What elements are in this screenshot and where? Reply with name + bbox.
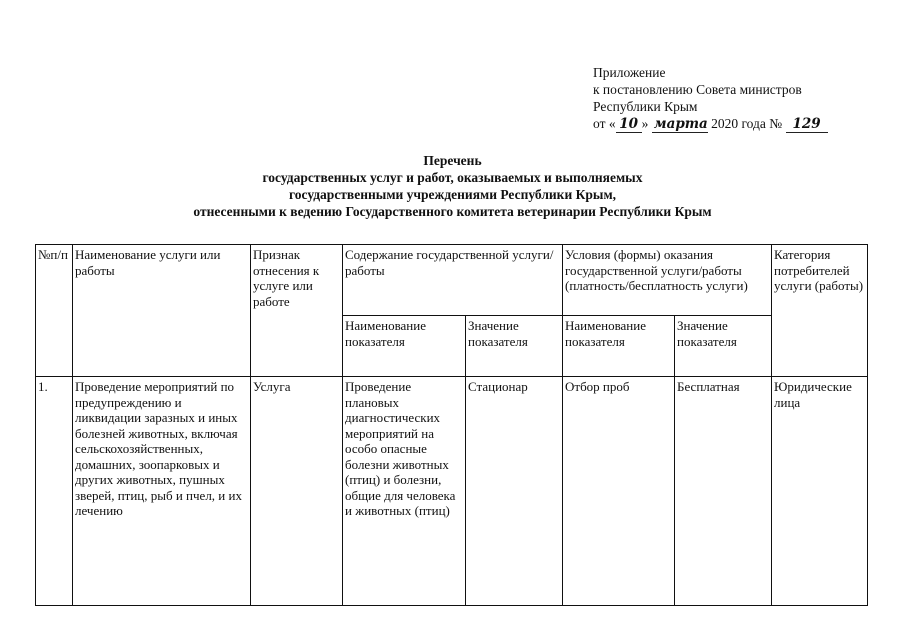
title-line-1: Перечень xyxy=(423,153,482,168)
header-conditions: Условия (формы) оказания государственной услуги/работы (платность/бесплатность услуги) xyxy=(563,245,772,316)
appendix-line-2: к постановлению Совета министров xyxy=(593,82,802,97)
cell-content-name: Проведение плановых диагностических мероприятий на особо опасные болезни животных (птиц) и болезни, общие для человека и животных (птиц) xyxy=(343,377,466,606)
handwritten-number: 129 xyxy=(786,117,828,133)
services-table xyxy=(35,244,868,606)
cell-attr: Услуга xyxy=(251,377,343,606)
title-line-3: государственными учреждениями Республики Крым, xyxy=(288,187,617,202)
title-line-4: отнесенными к ведению Государственного комитета ветеринарии Республики Крым xyxy=(193,204,712,219)
cell-name: Проведение мероприятий по предупреждению и ликвидации заразных и иных болезней животных, включая сельскохозяйственных, домашних, зоопарковых и других животных, пушных зверей, птиц, рыб и пчел, и их лечению xyxy=(73,377,251,606)
header-num: №п/п xyxy=(36,245,73,377)
cell-num: 1. xyxy=(36,377,73,606)
title-line-2: государственных услуг и работ, оказываемых и выполняемых xyxy=(262,170,643,185)
document-title xyxy=(0,152,905,220)
header-content-indicator-name: Наименование показателя xyxy=(343,316,466,377)
appendix-block xyxy=(593,64,828,133)
handwritten-month: марта xyxy=(653,116,708,132)
header-attr: Признак отнесения к услуге или работе xyxy=(251,245,343,377)
header-content: Содержание государственной услуги/работы xyxy=(343,245,563,316)
handwritten-day: 10 xyxy=(616,117,642,133)
appendix-line-1: Приложение xyxy=(593,65,666,80)
header-name: Наименование услуги или работы xyxy=(73,245,251,377)
table-row xyxy=(36,377,868,606)
header-category: Категория потребителей услуги (работы) xyxy=(772,245,868,377)
cell-conditions-name: Отбор проб xyxy=(563,377,675,606)
header-conditions-indicator-name: Наименование показателя xyxy=(563,316,675,377)
date-prefix: от « xyxy=(593,116,616,131)
date-year: 2020 года № xyxy=(711,116,783,131)
cell-content-value: Стационар xyxy=(466,377,563,606)
cell-conditions-value: Бесплатная xyxy=(675,377,772,606)
appendix-line-3: Республики Крым xyxy=(593,99,698,114)
appendix-date-line xyxy=(593,115,828,133)
header-conditions-indicator-value: Значение показателя xyxy=(675,316,772,377)
date-mid: » xyxy=(641,116,649,131)
cell-category: Юридические лица xyxy=(772,377,868,606)
header-content-indicator-value: Значение показателя xyxy=(466,316,563,377)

=====

• _DESCRIPTION OF THE TASK_:
Reproduce the listing above verbatim, line for line, leaving out the picture.

• _FINISHED ANSWER_:
What elements are in this screenshot and where? Reply with name + bbox.
title-line-1: Перечень xyxy=(423,153,482,168)
header-conditions: Условия (формы) оказания государственной услуги/работы (платность/бесплатность услуги) xyxy=(563,245,772,316)
appendix-line-2: к постановлению Совета министров xyxy=(593,82,802,97)
cell-content-name: Проведение плановых диагностических мероприятий на особо опасные болезни животных (птиц) и болезни, общие для человека и животных (птиц) xyxy=(343,377,466,606)
handwritten-number: 129 xyxy=(786,117,828,133)
services-table xyxy=(35,244,868,606)
cell-attr: Услуга xyxy=(251,377,343,606)
title-line-3: государственными учреждениями Республики Крым, xyxy=(288,187,617,202)
title-line-4: отнесенными к ведению Государственного комитета ветеринарии Республики Крым xyxy=(193,204,712,219)
cell-name: Проведение мероприятий по предупреждению и ликвидации заразных и иных болезней животных, включая сельскохозяйственных, домашних, зоопарковых и других животных, пушных зверей, птиц, рыб и пчел, и их лечению xyxy=(73,377,251,606)
header-num: №п/п xyxy=(36,245,73,377)
cell-num: 1. xyxy=(36,377,73,606)
title-line-2: государственных услуг и работ, оказываемых и выполняемых xyxy=(262,170,643,185)
document-title xyxy=(0,152,905,220)
header-content-indicator-name: Наименование показателя xyxy=(343,316,466,377)
appendix-block xyxy=(593,64,828,133)
handwritten-month: марта xyxy=(653,116,708,132)
header-attr: Признак отнесения к услуге или работе xyxy=(251,245,343,377)
header-content: Содержание государственной услуги/работы xyxy=(343,245,563,316)
handwritten-day: 10 xyxy=(616,117,642,133)
appendix-line-1: Приложение xyxy=(593,65,666,80)
header-name: Наименование услуги или работы xyxy=(73,245,251,377)
table-row xyxy=(36,377,868,606)
header-category: Категория потребителей услуги (работы) xyxy=(772,245,868,377)
cell-conditions-name: Отбор проб xyxy=(563,377,675,606)
header-conditions-indicator-name: Наименование показателя xyxy=(563,316,675,377)
date-prefix: от « xyxy=(593,116,616,131)
date-year: 2020 года № xyxy=(711,116,783,131)
cell-content-value: Стационар xyxy=(466,377,563,606)
cell-conditions-value: Бесплатная xyxy=(675,377,772,606)
appendix-line-3: Республики Крым xyxy=(593,99,698,114)
appendix-date-line xyxy=(593,115,828,133)
header-conditions-indicator-value: Значение показателя xyxy=(675,316,772,377)
date-mid: » xyxy=(641,116,649,131)
cell-category: Юридические лица xyxy=(772,377,868,606)
header-content-indicator-value: Значение показателя xyxy=(466,316,563,377)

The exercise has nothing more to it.